#### Task objective
In your copy, leave out the pictures; write out all the data exactly.

[Figure dataset records]

+ + + + + + +

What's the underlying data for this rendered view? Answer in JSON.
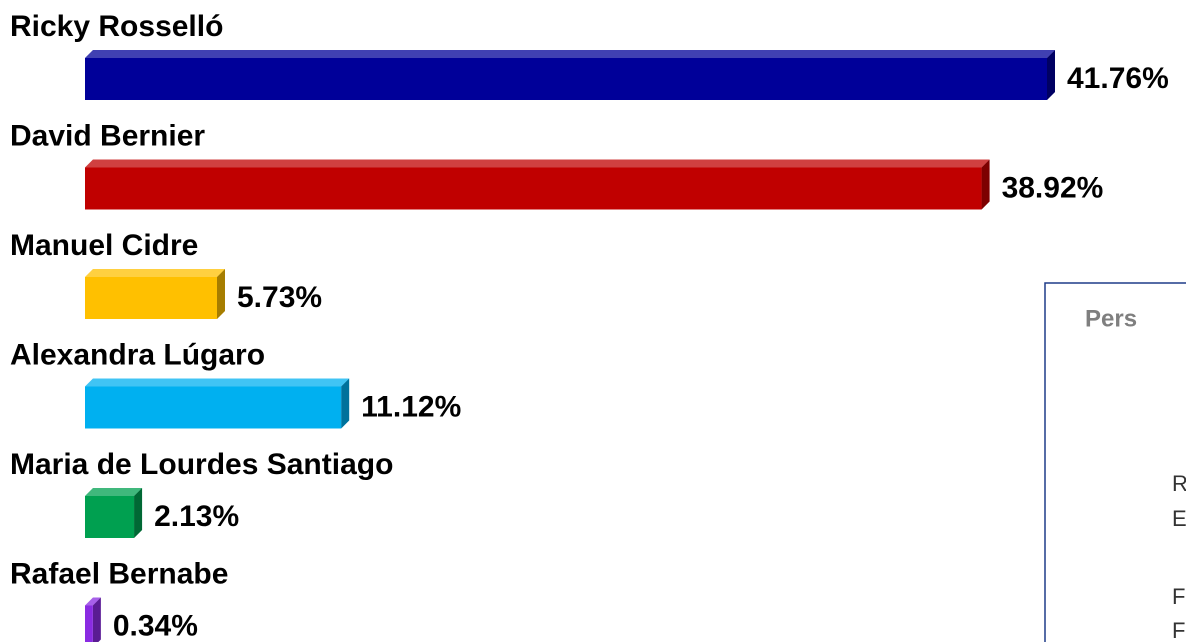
{
  "chart_data": {
    "type": "bar",
    "categories": [
      "Ricky Rosselló",
      "David Bernier",
      "Manuel Cidre",
      "Alexandra Lúgaro",
      "Maria de Lourdes Santiago",
      "Rafael Bernabe"
    ],
    "values": [
      41.76,
      38.92,
      5.73,
      11.12,
      2.13,
      0.34
    ],
    "value_labels": [
      "41.76%",
      "38.92%",
      "5.73%",
      "11.12%",
      "2.13%",
      "0.34%"
    ],
    "colors": [
      "#000099",
      "#c00000",
      "#ffc000",
      "#00b0f0",
      "#00a050",
      "#8a2be2"
    ],
    "xlim": [
      0,
      45
    ]
  },
  "box": {
    "title": "Pers",
    "lines": [
      "R",
      "E",
      "F",
      "F"
    ]
  }
}
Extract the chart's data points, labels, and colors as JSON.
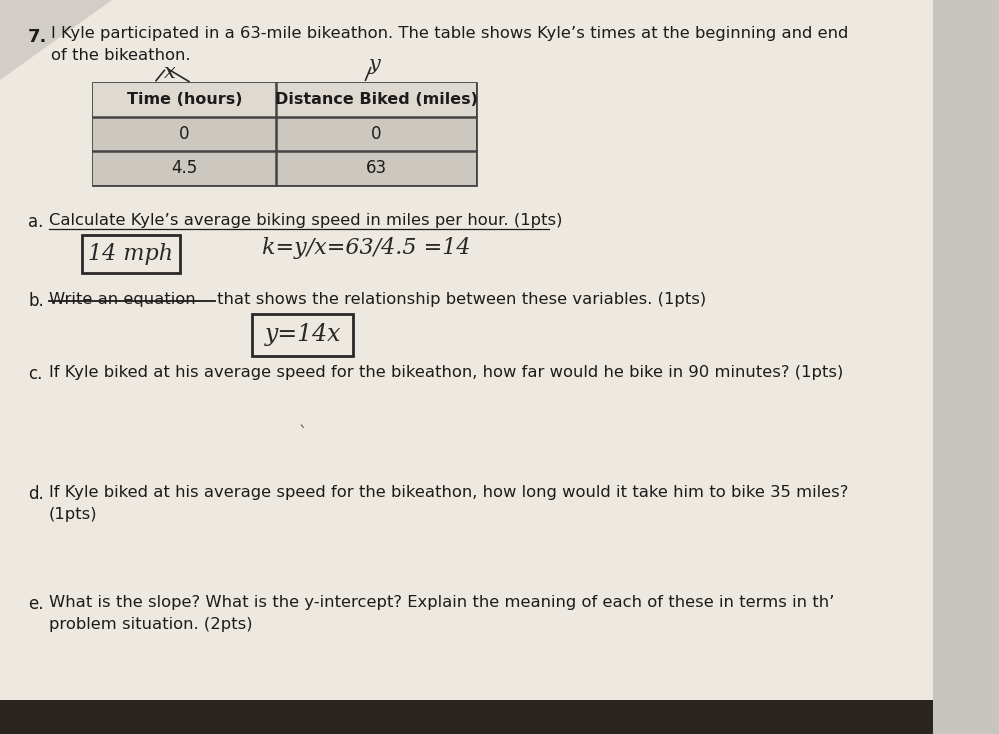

+ + + + + + +

#### Response for this exercise
What's the underlying data for this rendered view? Answer in JSON.
{
  "chart_data": {
    "type": "bar",
    "categories": [
      "Ricky Rosselló",
      "David Bernier",
      "Manuel Cidre",
      "Alexandra Lúgaro",
      "Maria de Lourdes Santiago",
      "Rafael Bernabe"
    ],
    "values": [
      41.76,
      38.92,
      5.73,
      11.12,
      2.13,
      0.34
    ],
    "value_labels": [
      "41.76%",
      "38.92%",
      "5.73%",
      "11.12%",
      "2.13%",
      "0.34%"
    ],
    "colors": [
      "#000099",
      "#c00000",
      "#ffc000",
      "#00b0f0",
      "#00a050",
      "#8a2be2"
    ],
    "xlim": [
      0,
      45
    ]
  },
  "box": {
    "title": "Pers",
    "lines": [
      "R",
      "E",
      "F",
      "F"
    ]
  }
}
Extract the chart's data points, labels, and colors as JSON.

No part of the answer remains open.